(Stored data)

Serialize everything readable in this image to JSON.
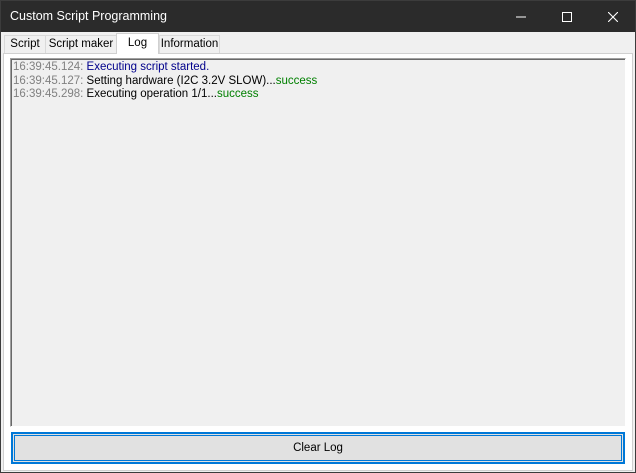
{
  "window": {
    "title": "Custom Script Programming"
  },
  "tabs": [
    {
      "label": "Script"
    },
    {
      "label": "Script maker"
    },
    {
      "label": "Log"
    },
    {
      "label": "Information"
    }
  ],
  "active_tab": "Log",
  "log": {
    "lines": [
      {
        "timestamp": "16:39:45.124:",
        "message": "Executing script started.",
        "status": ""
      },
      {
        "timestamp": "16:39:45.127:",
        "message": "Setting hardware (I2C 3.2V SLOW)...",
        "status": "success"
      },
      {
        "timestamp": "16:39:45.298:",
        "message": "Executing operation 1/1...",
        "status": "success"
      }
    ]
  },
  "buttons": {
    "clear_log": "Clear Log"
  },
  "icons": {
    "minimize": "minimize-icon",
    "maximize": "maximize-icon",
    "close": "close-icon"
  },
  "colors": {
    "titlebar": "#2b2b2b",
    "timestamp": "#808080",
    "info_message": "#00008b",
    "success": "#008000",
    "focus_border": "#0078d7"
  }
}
--
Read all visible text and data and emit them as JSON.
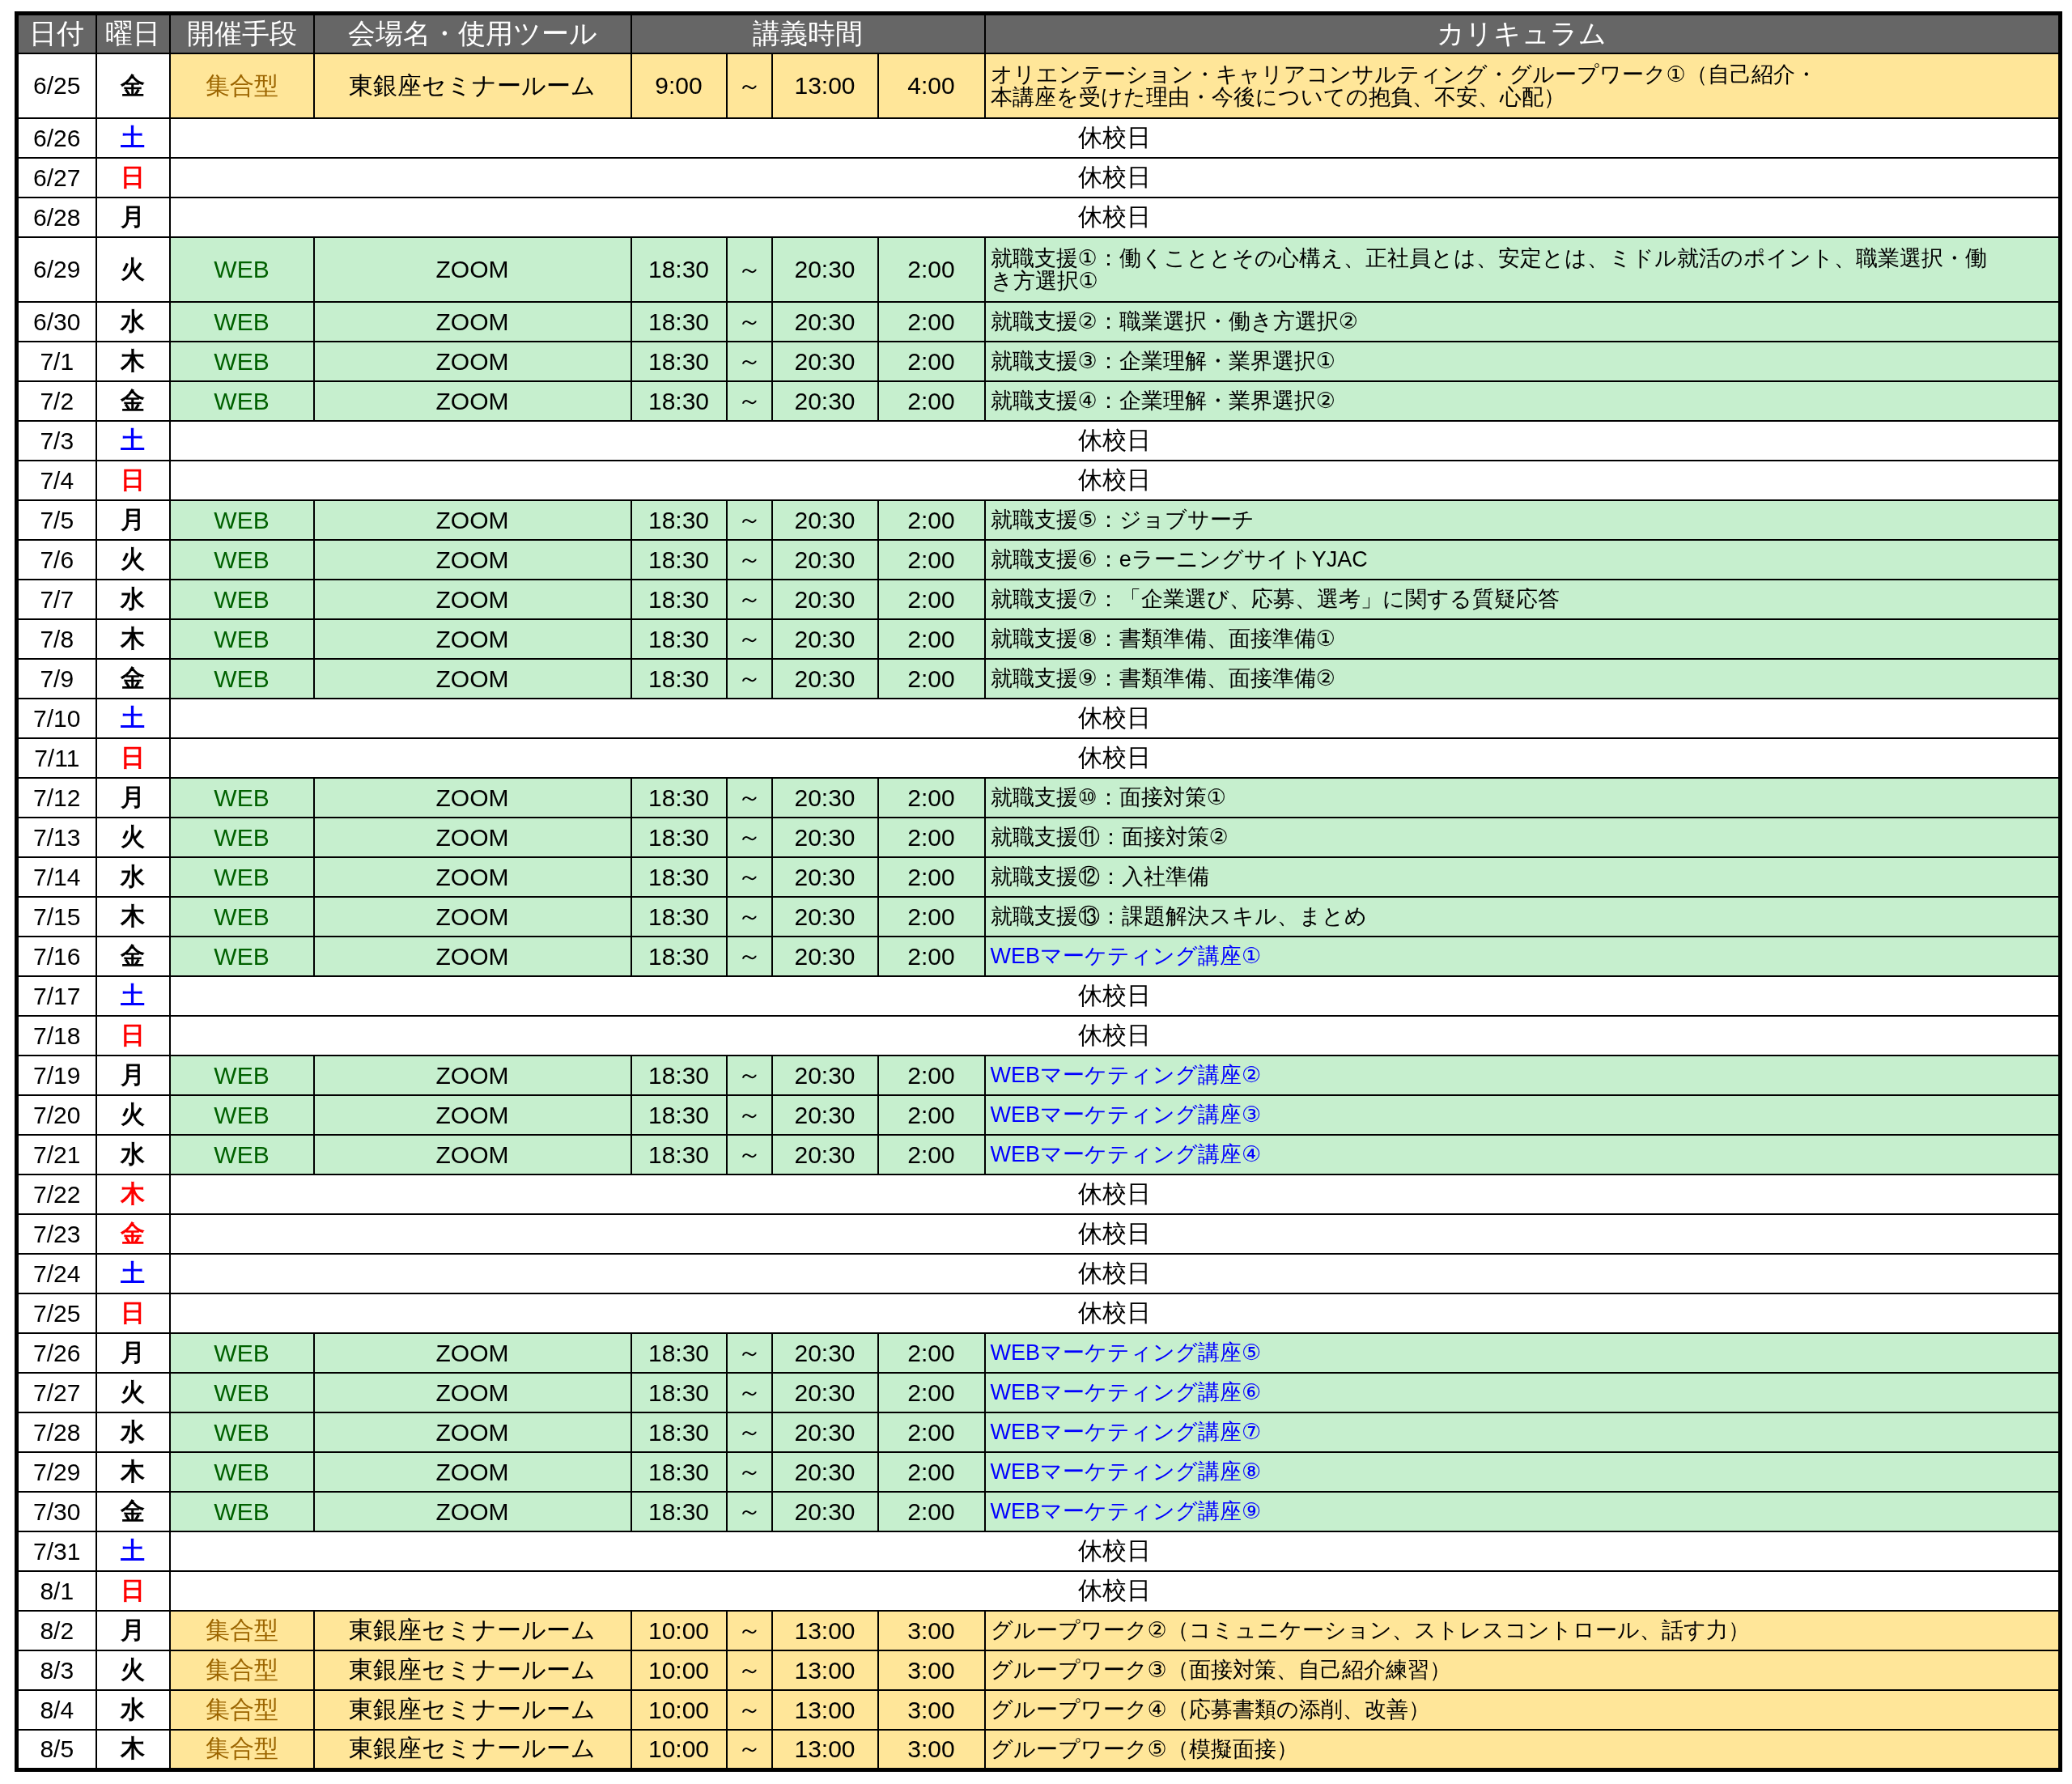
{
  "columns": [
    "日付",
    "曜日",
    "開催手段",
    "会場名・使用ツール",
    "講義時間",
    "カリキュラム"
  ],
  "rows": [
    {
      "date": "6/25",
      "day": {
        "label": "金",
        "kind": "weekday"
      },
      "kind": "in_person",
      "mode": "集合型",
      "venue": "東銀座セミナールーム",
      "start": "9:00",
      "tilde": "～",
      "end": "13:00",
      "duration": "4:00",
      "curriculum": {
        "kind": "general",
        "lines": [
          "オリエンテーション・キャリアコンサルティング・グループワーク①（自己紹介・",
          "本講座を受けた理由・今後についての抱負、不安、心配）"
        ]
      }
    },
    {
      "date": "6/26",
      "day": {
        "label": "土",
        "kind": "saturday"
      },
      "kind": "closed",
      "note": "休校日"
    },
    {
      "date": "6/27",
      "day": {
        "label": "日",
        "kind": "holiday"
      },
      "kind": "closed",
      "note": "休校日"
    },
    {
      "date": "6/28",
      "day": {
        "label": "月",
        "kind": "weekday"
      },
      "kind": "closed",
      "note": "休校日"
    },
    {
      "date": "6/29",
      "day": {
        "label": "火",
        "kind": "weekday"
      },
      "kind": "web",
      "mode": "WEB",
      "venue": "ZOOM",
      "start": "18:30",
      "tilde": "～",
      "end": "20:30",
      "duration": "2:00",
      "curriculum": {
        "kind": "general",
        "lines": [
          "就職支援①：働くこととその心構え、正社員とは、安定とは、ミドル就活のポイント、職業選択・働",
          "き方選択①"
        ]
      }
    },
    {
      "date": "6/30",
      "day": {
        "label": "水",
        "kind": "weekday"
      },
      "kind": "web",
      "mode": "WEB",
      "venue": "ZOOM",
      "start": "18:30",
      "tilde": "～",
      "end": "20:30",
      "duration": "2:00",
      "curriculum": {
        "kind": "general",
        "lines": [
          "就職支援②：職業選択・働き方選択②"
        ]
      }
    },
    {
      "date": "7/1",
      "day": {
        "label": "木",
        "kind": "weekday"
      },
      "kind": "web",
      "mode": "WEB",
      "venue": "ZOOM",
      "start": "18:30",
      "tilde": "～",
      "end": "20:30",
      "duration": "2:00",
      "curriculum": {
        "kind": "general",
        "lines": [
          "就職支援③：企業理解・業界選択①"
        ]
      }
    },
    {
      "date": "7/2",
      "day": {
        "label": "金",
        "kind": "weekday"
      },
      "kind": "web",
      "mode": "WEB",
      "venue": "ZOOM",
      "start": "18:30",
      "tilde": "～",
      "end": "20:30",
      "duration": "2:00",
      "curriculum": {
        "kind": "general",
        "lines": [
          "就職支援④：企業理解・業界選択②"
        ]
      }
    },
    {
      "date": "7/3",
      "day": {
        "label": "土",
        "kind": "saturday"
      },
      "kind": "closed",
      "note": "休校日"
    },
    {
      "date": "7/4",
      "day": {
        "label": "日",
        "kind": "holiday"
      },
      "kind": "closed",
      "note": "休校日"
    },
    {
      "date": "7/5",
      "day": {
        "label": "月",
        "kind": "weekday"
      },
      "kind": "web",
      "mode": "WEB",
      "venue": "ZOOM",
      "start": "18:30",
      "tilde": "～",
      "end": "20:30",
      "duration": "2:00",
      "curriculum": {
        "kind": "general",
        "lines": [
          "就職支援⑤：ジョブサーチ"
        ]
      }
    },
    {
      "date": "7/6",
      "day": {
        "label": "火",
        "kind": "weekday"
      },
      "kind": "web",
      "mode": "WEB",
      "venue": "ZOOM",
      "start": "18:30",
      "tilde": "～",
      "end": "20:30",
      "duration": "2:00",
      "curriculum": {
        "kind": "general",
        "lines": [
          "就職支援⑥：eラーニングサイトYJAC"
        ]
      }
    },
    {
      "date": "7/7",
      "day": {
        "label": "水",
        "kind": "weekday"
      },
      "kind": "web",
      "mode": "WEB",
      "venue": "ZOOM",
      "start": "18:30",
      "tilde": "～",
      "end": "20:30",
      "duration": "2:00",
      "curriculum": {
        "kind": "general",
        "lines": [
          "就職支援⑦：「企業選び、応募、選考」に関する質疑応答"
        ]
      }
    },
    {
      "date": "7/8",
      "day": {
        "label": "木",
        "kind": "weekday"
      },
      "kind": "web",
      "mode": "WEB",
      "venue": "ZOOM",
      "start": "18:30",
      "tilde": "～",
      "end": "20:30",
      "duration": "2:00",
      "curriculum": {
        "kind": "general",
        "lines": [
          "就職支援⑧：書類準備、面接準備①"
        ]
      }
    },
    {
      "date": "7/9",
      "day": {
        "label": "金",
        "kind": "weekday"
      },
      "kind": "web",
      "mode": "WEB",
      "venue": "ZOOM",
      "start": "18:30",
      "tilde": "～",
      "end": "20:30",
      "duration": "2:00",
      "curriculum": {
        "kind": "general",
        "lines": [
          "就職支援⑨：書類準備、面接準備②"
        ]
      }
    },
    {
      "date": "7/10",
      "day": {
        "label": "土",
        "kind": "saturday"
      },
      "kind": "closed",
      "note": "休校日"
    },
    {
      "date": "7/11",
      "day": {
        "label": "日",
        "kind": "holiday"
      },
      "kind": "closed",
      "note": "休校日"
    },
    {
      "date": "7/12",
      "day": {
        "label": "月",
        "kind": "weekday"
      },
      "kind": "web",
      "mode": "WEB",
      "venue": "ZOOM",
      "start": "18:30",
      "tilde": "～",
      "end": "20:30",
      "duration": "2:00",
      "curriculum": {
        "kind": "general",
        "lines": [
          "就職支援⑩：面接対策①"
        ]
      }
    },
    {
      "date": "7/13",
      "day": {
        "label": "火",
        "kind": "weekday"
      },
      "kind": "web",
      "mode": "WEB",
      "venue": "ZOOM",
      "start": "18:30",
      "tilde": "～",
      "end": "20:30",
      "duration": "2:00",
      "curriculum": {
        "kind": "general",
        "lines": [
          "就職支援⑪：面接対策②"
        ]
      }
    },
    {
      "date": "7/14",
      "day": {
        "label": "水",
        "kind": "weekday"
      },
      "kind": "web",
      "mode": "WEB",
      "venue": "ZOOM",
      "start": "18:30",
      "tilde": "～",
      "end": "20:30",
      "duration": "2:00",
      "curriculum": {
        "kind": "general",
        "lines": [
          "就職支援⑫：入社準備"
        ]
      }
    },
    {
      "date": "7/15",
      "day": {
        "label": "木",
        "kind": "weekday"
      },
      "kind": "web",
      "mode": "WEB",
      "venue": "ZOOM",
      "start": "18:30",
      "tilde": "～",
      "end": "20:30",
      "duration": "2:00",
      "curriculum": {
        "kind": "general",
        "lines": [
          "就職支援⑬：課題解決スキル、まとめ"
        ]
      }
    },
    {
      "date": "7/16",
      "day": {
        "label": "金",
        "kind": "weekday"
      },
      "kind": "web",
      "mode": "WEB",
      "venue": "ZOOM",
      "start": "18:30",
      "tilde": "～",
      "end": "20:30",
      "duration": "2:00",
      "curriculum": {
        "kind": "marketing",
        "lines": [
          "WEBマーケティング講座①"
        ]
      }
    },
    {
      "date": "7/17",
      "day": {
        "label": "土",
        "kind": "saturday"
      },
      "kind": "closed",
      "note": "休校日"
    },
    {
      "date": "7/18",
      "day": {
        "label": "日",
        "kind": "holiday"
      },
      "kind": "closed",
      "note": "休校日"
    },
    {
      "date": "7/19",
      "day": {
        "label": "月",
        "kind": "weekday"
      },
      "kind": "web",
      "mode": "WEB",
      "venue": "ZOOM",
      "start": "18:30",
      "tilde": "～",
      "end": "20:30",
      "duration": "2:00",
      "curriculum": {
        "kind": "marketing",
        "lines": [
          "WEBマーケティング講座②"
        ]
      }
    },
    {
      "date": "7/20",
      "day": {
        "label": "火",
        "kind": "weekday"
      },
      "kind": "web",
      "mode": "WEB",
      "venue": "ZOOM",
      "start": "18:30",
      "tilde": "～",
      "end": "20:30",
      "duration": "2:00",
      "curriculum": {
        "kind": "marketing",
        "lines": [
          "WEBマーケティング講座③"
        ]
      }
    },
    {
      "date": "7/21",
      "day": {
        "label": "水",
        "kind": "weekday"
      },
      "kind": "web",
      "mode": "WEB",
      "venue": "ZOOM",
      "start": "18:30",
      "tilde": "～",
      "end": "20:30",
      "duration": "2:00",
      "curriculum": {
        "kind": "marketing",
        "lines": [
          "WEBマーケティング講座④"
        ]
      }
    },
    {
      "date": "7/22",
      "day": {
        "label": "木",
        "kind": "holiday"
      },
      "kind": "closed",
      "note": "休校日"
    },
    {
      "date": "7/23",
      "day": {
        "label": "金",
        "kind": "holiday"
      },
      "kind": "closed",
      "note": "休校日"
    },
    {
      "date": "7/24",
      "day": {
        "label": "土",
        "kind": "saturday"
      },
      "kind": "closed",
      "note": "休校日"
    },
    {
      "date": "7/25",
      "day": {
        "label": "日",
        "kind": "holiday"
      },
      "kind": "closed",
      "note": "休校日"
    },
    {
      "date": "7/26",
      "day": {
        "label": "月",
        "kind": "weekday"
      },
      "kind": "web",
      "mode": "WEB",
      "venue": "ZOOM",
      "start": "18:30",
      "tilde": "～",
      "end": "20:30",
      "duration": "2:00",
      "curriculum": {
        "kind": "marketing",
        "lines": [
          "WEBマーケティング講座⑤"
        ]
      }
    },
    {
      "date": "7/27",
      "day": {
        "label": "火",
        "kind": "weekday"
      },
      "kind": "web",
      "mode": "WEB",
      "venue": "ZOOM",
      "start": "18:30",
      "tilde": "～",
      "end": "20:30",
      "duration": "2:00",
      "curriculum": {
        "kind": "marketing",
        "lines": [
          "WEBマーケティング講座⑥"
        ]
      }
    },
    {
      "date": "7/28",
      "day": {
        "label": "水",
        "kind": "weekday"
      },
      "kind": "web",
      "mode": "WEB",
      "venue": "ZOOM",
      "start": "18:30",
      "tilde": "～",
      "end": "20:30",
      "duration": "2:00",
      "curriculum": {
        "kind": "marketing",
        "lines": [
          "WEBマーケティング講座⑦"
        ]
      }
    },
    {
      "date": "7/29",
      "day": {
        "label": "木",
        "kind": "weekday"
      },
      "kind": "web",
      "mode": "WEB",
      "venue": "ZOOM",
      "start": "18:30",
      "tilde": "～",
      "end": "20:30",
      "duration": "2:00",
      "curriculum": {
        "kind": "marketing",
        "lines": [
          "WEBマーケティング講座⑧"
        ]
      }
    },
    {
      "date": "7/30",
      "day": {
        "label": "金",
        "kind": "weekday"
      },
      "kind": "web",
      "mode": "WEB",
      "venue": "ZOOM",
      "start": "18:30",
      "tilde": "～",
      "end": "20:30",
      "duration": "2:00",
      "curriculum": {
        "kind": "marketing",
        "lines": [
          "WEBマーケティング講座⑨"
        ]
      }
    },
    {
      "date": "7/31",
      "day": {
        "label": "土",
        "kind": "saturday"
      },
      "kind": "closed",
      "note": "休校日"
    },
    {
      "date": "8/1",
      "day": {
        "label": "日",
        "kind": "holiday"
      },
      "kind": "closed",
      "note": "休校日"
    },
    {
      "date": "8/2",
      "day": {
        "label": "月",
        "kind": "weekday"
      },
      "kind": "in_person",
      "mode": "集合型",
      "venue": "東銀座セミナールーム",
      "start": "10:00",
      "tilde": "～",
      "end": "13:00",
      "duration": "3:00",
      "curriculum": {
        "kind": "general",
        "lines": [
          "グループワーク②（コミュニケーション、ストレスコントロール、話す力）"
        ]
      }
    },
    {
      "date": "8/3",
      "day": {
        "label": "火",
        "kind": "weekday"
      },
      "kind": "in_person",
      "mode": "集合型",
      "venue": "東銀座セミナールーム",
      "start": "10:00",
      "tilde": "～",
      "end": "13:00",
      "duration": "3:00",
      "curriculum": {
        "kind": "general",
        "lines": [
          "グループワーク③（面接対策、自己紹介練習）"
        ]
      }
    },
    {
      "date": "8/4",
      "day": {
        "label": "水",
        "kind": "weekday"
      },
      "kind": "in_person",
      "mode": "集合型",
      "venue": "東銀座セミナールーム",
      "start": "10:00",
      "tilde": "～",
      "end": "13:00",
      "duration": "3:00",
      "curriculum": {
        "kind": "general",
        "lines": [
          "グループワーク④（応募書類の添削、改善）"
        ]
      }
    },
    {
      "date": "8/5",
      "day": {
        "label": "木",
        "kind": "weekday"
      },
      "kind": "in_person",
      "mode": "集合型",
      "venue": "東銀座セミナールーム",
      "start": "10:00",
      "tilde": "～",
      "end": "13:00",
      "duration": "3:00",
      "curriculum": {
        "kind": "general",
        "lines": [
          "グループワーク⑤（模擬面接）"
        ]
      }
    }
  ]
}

### WORK INSTRUCTIONS
Find the lines above holding the word "JSON" and show them.

### EXERCISE OUTPUT
Serialize everything readable in this image to JSON.
Read all visible text and data and emit them as JSON.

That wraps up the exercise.